## [Provided data]
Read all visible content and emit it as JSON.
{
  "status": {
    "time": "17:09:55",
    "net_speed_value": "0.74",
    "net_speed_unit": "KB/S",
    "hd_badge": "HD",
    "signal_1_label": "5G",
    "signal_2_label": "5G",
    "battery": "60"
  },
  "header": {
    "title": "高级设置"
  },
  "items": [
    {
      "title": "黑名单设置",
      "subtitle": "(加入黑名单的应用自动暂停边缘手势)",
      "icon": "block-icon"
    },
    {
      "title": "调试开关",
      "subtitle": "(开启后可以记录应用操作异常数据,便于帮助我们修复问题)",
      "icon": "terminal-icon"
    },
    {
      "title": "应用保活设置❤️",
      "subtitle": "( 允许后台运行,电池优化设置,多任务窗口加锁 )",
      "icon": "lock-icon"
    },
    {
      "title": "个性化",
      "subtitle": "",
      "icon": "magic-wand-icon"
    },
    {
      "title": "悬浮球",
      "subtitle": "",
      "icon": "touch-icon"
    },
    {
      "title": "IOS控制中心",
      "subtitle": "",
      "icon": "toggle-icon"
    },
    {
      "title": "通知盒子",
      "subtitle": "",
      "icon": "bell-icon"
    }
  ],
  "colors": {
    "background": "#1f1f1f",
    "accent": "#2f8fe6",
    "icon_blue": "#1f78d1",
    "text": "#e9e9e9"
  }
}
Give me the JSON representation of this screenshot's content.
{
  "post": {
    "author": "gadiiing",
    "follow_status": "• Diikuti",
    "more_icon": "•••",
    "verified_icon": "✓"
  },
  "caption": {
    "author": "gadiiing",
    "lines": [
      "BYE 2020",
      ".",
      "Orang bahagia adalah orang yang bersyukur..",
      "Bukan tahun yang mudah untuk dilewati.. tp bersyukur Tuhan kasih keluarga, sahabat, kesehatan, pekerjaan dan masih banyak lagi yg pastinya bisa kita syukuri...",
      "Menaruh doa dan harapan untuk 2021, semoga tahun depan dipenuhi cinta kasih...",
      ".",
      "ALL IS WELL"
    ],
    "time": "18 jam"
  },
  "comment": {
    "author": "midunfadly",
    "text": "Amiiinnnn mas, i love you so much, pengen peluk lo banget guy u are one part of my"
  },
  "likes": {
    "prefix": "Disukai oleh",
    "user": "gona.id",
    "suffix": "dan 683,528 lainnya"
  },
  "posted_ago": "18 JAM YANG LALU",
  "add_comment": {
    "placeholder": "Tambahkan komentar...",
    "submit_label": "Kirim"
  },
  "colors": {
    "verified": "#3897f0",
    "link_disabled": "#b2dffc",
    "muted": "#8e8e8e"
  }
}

## [What you have to do]
Retype every entry word for word.

## [The output]
Read all visible content and emit it as JSON.
{
  "status": {
    "time": "17:09:55",
    "net_speed_value": "0.74",
    "net_speed_unit": "KB/S",
    "hd_badge": "HD",
    "signal_1_label": "5G",
    "signal_2_label": "5G",
    "battery": "60"
  },
  "header": {
    "title": "高级设置"
  },
  "items": [
    {
      "title": "黑名单设置",
      "subtitle": "(加入黑名单的应用自动暂停边缘手势)",
      "icon": "block-icon"
    },
    {
      "title": "调试开关",
      "subtitle": "(开启后可以记录应用操作异常数据,便于帮助我们修复问题)",
      "icon": "terminal-icon"
    },
    {
      "title": "应用保活设置❤️",
      "subtitle": "( 允许后台运行,电池优化设置,多任务窗口加锁 )",
      "icon": "lock-icon"
    },
    {
      "title": "个性化",
      "subtitle": "",
      "icon": "magic-wand-icon"
    },
    {
      "title": "悬浮球",
      "subtitle": "",
      "icon": "touch-icon"
    },
    {
      "title": "IOS控制中心",
      "subtitle": "",
      "icon": "toggle-icon"
    },
    {
      "title": "通知盒子",
      "subtitle": "",
      "icon": "bell-icon"
    }
  ],
  "colors": {
    "background": "#1f1f1f",
    "accent": "#2f8fe6",
    "icon_blue": "#1f78d1",
    "text": "#e9e9e9"
  }
}
Give me the JSON representation of this screenshot's content.
{
  "post": {
    "author": "gadiiing",
    "follow_status": "• Diikuti",
    "more_icon": "•••",
    "verified_icon": "✓"
  },
  "caption": {
    "author": "gadiiing",
    "lines": [
      "BYE 2020",
      ".",
      "Orang bahagia adalah orang yang bersyukur..",
      "Bukan tahun yang mudah untuk dilewati.. tp bersyukur Tuhan kasih keluarga, sahabat, kesehatan, pekerjaan dan masih banyak lagi yg pastinya bisa kita syukuri...",
      "Menaruh doa dan harapan untuk 2021, semoga tahun depan dipenuhi cinta kasih...",
      ".",
      "ALL IS WELL"
    ],
    "time": "18 jam"
  },
  "comment": {
    "author": "midunfadly",
    "text": "Amiiinnnn mas, i love you so much, pengen peluk lo banget guy u are one part of my"
  },
  "likes": {
    "prefix": "Disukai oleh",
    "user": "gona.id",
    "suffix": "dan 683,528 lainnya"
  },
  "posted_ago": "18 JAM YANG LALU",
  "add_comment": {
    "placeholder": "Tambahkan komentar...",
    "submit_label": "Kirim"
  },
  "colors": {
    "verified": "#3897f0",
    "link_disabled": "#b2dffc",
    "muted": "#8e8e8e"
  }
}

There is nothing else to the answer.